What this task involves
Select lines where the word "type" appears.

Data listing
■ ■ ■ ■ ■ ■ ■

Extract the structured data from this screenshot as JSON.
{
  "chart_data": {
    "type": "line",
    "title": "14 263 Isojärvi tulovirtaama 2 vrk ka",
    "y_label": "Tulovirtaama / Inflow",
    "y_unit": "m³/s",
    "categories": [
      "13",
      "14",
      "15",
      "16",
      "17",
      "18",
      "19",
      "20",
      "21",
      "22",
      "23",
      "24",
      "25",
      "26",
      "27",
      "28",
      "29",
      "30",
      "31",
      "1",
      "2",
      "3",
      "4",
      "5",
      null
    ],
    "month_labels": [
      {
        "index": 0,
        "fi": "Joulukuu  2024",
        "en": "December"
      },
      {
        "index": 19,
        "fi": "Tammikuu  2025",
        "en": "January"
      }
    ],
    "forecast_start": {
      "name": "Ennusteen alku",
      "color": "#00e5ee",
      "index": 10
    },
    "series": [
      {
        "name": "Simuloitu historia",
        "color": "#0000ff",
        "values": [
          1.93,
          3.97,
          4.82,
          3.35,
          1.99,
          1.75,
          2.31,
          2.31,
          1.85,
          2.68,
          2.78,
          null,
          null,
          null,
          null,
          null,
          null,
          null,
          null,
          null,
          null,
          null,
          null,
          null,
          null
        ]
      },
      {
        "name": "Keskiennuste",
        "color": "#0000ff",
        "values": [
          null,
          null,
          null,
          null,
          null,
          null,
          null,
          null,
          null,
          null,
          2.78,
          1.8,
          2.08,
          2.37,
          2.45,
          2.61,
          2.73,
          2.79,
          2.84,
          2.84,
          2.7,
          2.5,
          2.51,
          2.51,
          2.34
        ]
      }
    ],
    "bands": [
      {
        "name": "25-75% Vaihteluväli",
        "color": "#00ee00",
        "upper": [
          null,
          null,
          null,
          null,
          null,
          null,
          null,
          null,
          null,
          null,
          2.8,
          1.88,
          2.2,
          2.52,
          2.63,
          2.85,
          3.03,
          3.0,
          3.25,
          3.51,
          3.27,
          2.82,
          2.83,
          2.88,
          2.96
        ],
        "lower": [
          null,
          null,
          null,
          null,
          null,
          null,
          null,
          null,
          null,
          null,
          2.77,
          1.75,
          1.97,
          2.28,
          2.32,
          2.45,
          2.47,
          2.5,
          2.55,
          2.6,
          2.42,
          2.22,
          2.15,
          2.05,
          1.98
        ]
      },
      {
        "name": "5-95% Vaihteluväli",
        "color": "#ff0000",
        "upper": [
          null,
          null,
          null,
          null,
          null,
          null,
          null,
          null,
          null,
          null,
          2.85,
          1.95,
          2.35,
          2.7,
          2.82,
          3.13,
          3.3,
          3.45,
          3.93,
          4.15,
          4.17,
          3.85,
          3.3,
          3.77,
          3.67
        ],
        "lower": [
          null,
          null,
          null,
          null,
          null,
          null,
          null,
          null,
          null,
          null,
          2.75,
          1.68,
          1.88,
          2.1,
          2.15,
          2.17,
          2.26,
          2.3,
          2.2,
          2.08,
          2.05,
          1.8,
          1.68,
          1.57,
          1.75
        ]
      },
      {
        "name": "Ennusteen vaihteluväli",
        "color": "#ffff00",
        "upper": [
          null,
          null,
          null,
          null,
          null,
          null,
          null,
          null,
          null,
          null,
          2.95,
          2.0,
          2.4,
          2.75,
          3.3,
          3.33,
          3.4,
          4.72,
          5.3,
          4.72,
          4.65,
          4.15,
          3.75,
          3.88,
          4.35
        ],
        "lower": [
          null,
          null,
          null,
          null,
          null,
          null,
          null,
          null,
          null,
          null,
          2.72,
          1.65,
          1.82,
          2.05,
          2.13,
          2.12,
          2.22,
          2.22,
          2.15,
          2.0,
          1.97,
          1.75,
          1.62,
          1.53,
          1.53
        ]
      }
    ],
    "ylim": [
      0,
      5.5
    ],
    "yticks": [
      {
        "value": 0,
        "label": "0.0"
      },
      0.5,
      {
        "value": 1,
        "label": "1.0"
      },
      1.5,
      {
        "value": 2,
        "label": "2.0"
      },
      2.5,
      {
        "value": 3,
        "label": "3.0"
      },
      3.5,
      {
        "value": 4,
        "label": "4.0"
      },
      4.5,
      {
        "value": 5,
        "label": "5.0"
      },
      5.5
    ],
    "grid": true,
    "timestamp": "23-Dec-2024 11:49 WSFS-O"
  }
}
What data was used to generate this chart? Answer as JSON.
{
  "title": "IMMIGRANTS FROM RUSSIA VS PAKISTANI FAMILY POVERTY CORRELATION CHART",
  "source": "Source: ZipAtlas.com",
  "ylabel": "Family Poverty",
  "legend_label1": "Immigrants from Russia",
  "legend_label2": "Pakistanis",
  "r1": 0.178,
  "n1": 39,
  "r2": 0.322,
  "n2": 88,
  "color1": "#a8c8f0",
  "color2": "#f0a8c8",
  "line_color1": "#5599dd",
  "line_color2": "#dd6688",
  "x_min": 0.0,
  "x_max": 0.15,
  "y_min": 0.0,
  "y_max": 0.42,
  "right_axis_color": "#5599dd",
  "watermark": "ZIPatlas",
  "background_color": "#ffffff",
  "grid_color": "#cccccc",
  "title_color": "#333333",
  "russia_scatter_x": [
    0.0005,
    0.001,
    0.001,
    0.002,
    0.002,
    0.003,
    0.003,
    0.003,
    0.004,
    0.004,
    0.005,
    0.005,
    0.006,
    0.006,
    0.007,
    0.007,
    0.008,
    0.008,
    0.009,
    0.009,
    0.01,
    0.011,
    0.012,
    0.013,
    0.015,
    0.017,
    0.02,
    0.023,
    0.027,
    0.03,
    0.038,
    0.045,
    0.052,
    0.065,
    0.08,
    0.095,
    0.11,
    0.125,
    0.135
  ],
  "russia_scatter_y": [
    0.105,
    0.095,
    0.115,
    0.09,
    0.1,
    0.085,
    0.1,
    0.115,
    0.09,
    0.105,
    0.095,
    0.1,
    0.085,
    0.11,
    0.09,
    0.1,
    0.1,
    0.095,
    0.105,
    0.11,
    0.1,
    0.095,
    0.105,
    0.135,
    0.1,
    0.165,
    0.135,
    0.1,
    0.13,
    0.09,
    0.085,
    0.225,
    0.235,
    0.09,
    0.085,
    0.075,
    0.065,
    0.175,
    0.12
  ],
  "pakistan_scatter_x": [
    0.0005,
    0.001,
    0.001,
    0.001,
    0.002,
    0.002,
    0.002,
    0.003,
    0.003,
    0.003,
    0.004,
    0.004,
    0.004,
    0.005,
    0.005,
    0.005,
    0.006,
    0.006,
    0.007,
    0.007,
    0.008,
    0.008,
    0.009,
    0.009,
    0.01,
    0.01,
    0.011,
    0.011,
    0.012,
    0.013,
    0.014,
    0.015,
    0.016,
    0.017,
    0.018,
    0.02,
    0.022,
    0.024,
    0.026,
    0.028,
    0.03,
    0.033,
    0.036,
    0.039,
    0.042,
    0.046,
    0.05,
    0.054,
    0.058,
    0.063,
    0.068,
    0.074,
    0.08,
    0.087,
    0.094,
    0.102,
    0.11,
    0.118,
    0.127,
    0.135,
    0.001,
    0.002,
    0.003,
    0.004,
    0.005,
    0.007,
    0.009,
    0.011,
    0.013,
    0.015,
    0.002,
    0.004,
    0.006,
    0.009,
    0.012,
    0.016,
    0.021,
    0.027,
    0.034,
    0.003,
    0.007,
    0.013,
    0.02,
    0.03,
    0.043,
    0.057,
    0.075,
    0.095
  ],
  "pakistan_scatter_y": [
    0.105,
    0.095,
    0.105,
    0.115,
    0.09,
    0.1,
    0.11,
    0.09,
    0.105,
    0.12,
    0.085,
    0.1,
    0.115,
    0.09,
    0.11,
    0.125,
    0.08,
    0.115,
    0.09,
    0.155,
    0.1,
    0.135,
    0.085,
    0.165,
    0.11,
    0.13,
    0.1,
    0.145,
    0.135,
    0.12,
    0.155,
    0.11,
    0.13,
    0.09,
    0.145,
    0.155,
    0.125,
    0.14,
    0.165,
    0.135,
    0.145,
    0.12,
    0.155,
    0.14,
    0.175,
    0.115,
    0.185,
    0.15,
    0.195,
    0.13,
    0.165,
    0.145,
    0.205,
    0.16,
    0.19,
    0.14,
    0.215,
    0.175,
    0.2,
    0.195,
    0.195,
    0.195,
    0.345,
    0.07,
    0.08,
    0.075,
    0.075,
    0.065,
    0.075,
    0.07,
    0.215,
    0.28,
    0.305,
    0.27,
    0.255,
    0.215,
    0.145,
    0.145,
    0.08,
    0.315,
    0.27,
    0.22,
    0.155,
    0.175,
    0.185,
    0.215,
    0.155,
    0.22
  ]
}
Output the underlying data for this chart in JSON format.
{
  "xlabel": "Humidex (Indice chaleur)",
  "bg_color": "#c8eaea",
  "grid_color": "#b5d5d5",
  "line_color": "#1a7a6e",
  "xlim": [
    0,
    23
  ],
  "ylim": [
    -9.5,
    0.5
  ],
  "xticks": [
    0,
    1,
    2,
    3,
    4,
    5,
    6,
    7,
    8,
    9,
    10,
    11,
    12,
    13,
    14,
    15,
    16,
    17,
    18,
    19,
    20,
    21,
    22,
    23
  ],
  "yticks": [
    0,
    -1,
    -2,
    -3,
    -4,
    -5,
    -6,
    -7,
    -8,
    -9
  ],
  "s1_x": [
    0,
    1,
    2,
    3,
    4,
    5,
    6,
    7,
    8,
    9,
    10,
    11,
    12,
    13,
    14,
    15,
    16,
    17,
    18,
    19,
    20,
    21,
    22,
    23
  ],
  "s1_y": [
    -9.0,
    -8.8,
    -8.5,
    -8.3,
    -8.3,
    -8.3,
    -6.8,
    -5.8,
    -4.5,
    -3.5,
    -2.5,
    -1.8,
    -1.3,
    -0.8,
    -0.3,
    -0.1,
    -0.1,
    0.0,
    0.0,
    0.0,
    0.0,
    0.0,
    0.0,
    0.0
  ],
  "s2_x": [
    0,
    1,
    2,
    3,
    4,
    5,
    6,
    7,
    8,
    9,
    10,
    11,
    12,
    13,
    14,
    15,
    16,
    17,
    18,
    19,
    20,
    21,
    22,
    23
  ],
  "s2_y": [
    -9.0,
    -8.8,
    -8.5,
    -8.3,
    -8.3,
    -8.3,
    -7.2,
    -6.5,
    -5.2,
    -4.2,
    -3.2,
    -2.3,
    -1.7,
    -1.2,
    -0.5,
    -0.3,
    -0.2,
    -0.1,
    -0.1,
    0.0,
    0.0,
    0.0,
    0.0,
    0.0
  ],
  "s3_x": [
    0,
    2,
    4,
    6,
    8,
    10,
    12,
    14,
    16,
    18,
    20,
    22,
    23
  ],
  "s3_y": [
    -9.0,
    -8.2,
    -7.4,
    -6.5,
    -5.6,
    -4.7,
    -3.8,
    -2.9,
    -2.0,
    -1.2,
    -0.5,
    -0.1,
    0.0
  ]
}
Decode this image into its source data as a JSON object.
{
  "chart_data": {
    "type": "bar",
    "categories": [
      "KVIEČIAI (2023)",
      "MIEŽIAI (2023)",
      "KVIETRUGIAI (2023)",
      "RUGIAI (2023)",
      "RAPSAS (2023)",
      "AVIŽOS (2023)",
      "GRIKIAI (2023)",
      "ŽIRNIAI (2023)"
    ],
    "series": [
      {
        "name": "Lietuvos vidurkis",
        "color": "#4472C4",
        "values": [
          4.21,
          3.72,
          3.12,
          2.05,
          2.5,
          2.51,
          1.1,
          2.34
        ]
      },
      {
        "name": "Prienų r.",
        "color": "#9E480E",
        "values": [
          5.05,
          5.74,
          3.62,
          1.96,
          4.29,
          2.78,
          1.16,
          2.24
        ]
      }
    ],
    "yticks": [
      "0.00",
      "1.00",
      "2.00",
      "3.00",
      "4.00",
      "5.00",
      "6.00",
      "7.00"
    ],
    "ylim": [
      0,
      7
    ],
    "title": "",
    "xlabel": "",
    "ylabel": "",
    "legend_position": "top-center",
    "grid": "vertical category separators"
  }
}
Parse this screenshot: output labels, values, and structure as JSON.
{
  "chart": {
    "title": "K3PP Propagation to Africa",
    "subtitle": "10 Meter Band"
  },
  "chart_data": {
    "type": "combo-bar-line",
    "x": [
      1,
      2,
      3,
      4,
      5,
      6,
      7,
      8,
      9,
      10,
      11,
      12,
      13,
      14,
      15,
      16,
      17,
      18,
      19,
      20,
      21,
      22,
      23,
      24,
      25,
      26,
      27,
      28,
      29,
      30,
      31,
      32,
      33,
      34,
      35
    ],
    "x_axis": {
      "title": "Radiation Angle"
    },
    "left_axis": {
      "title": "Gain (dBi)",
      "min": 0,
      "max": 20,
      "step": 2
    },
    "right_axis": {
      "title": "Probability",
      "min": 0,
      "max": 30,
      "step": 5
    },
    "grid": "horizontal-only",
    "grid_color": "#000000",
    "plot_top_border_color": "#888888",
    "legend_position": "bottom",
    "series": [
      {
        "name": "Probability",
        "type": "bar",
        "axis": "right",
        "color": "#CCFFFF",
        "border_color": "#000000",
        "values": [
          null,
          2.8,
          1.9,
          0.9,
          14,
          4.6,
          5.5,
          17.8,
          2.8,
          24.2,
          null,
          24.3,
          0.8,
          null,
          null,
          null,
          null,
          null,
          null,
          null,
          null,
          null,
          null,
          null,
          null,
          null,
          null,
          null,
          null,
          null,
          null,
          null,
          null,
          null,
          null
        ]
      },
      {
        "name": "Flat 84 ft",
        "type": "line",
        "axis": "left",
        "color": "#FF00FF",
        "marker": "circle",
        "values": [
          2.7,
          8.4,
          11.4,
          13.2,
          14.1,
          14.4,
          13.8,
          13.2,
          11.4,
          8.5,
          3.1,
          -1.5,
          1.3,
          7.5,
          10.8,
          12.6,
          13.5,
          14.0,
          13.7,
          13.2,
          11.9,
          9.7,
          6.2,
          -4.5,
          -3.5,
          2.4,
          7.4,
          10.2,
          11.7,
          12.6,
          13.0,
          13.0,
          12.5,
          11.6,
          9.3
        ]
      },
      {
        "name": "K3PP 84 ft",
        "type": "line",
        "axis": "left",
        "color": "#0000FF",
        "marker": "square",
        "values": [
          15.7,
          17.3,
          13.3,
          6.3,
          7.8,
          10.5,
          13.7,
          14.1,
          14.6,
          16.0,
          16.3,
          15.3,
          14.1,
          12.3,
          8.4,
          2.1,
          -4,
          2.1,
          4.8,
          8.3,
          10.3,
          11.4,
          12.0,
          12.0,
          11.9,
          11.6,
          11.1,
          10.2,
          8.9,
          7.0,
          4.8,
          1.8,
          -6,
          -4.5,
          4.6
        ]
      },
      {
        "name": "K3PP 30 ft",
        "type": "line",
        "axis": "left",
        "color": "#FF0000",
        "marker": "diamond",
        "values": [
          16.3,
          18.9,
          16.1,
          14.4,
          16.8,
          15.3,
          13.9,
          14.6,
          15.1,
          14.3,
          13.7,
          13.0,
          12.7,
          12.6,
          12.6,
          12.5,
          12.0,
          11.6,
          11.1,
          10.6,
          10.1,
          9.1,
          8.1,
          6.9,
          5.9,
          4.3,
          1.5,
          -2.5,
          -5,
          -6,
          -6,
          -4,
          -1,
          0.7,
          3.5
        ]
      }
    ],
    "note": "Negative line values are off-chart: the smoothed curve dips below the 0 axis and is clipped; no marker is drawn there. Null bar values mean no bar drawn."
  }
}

■ ■ ■ ■ ■ ■ ■

Result for this task
    "type": "line",
    "type": "bar",
    "type": "combo-bar-line",
        "type": "bar",
        "type": "line",
        "type": "line",
        "type": "line",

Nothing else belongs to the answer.